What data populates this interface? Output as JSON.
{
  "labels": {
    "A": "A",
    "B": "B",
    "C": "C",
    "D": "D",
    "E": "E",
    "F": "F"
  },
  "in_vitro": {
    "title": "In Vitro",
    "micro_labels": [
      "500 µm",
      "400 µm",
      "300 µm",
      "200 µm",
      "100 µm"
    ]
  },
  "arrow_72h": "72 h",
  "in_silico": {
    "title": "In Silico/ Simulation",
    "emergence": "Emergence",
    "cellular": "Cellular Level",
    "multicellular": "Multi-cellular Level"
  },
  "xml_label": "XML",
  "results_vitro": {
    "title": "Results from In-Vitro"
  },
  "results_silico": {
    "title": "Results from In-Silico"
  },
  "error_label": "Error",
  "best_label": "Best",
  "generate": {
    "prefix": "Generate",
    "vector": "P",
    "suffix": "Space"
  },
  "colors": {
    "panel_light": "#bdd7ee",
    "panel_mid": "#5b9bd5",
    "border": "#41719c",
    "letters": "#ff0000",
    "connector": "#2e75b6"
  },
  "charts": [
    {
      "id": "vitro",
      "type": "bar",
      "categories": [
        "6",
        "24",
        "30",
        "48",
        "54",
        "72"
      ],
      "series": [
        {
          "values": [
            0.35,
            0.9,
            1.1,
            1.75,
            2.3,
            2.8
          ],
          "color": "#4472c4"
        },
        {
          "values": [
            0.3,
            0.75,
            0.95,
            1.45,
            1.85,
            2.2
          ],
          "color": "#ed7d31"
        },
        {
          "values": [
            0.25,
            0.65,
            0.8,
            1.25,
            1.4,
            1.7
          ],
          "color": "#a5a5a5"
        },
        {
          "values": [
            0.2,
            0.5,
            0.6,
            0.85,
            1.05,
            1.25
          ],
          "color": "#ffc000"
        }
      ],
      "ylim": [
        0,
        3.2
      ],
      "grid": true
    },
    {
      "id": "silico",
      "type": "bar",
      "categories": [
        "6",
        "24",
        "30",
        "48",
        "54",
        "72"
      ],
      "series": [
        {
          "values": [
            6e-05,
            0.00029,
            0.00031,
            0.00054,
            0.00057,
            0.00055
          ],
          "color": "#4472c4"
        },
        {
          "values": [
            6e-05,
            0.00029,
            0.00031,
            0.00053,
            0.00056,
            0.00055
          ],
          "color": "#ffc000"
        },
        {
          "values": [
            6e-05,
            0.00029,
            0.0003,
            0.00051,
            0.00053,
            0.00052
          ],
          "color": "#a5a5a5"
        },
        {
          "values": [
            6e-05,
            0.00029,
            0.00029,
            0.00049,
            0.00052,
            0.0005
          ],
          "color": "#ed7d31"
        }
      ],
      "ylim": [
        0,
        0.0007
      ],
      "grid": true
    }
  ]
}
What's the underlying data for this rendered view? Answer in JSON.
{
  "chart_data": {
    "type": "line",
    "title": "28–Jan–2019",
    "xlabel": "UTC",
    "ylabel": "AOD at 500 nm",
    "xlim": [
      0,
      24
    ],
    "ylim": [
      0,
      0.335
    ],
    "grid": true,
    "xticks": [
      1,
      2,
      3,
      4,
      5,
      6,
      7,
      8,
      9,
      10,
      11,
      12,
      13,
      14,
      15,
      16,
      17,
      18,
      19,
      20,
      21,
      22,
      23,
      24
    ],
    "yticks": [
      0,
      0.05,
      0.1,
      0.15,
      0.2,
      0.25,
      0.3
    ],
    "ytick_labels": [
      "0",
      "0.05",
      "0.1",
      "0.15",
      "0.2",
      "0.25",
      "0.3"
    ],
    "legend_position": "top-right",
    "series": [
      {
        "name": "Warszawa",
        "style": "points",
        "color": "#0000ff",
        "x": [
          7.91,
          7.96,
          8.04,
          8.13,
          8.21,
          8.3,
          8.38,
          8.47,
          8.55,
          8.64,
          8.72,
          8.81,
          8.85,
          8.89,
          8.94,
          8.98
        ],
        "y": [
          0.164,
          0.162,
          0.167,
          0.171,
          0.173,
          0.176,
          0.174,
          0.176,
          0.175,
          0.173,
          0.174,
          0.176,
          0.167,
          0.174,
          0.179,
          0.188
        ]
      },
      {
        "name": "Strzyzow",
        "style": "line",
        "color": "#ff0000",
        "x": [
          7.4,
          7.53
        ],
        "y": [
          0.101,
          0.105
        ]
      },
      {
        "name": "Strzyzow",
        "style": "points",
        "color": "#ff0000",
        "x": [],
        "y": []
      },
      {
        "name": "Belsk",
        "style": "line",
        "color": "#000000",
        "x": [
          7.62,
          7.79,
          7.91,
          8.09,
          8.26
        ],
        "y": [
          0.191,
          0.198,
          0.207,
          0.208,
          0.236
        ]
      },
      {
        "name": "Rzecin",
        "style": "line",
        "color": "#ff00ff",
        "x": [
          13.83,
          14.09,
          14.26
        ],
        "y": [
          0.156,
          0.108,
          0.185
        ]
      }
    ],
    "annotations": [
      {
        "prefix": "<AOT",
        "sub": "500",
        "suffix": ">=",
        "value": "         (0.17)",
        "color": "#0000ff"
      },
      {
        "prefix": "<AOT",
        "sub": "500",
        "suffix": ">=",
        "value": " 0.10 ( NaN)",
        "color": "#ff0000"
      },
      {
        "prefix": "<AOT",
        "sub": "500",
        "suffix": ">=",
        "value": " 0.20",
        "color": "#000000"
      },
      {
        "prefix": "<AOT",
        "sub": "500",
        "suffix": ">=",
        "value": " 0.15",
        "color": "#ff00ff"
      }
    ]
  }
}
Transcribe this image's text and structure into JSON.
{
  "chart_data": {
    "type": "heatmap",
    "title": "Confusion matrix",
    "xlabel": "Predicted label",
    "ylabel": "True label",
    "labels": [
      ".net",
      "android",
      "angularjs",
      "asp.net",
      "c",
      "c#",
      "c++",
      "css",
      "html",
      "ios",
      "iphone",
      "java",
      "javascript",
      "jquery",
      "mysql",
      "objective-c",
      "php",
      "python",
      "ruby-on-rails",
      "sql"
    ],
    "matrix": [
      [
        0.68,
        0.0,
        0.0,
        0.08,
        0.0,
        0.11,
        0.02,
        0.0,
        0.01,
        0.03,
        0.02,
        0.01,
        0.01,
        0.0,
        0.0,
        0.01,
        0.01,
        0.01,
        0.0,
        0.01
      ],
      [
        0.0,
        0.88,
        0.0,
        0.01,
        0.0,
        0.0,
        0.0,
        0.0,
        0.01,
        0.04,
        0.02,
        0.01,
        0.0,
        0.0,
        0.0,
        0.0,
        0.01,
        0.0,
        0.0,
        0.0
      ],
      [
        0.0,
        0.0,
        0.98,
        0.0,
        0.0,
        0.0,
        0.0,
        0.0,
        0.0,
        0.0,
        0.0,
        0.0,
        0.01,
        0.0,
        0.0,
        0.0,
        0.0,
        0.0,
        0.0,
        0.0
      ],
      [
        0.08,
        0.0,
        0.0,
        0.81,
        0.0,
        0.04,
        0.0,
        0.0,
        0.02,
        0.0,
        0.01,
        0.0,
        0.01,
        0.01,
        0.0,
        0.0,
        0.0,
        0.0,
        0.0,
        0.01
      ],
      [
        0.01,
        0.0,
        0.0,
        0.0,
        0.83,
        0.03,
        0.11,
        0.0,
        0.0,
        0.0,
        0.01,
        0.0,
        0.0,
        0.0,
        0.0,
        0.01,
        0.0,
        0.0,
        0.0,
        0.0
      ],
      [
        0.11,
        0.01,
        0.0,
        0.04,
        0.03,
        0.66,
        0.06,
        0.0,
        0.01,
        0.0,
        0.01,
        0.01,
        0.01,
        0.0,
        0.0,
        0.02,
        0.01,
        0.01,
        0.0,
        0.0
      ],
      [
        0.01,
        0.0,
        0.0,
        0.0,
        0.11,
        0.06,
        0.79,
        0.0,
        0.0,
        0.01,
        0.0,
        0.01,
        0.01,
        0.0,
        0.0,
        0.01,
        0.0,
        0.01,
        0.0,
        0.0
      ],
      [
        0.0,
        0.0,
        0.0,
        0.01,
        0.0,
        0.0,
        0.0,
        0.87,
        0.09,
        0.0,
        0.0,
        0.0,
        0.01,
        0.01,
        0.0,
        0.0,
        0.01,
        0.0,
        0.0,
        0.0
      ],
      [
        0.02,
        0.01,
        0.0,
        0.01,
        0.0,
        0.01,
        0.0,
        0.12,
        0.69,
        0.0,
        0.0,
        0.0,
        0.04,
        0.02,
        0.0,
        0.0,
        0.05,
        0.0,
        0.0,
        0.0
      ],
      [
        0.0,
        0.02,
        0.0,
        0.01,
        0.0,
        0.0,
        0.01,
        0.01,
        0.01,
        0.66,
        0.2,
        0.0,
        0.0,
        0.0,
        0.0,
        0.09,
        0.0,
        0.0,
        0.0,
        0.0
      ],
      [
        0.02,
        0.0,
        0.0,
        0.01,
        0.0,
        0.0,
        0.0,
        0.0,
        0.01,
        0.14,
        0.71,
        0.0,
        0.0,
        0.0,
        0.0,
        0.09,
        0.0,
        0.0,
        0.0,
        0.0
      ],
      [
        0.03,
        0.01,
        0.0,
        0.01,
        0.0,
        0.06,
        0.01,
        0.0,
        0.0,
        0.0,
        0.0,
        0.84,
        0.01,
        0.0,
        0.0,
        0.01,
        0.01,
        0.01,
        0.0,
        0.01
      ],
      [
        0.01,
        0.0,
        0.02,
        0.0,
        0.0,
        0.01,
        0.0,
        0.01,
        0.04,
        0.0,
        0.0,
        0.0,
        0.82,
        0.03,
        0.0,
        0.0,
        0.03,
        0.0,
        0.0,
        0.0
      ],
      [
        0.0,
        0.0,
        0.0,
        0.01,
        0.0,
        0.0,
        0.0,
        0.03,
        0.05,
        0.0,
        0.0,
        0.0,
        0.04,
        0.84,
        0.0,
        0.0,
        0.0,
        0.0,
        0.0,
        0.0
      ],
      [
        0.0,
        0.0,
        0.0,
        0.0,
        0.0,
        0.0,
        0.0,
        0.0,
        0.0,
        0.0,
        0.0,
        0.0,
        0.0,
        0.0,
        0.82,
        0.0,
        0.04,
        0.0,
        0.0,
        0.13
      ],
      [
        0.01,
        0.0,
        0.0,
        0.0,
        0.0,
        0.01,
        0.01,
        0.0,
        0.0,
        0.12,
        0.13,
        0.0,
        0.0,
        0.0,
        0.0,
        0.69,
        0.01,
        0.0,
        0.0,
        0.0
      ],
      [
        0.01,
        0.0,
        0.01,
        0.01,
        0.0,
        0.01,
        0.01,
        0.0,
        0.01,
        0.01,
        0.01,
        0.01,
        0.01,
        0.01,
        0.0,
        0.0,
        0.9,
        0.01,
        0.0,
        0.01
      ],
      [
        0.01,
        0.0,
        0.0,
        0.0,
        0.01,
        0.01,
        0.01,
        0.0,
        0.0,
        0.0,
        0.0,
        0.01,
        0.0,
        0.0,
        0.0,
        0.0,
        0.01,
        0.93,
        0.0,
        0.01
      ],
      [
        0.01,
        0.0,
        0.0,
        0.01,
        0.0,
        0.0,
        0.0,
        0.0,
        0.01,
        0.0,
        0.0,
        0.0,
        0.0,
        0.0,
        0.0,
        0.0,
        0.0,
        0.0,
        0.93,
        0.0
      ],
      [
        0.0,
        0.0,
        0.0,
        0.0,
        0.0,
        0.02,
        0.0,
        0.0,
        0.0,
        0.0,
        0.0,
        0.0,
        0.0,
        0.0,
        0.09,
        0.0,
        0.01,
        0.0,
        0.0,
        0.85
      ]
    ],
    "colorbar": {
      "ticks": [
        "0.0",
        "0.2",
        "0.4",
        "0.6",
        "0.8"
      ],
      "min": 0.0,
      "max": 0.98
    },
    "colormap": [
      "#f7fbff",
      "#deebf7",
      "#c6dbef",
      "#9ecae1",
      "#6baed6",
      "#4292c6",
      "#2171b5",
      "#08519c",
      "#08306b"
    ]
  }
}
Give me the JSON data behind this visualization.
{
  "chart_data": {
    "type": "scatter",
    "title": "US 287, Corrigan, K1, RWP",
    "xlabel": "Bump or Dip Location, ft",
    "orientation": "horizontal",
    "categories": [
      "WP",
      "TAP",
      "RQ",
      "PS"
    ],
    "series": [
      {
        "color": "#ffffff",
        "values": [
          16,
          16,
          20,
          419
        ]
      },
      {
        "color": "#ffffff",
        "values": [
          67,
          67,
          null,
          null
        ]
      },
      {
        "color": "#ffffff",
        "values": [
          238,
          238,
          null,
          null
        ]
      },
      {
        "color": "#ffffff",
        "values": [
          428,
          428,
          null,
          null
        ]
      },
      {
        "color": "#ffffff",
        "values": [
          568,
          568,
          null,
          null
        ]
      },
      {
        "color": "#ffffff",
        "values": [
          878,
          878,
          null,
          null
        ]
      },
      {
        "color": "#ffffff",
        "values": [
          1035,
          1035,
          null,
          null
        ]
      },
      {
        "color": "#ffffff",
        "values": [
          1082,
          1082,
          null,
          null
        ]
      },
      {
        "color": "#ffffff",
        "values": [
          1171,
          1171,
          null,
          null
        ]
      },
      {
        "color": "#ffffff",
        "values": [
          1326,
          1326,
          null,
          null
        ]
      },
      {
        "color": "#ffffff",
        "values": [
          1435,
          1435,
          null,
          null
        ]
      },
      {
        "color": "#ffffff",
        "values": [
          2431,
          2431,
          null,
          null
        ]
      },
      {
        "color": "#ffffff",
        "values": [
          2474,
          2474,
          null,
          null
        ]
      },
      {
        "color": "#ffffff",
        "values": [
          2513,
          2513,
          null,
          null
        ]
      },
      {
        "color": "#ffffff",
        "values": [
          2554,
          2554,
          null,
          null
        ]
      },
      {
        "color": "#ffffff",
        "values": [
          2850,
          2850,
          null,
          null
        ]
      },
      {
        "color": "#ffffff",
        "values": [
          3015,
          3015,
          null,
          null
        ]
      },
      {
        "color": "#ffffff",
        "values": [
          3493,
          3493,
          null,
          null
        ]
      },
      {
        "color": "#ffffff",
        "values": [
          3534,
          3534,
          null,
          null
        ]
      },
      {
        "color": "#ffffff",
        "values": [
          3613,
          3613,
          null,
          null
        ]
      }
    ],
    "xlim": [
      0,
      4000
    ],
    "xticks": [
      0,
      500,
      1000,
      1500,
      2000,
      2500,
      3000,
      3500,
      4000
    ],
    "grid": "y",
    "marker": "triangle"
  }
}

========================================

Search the lines for "name". Copy each line that has it.

## RESPONSE BELOW
        "name": "Warszawa",
        "name": "Strzyzow",
        "name": "Strzyzow",
        "name": "Belsk",
        "name": "Rzecin",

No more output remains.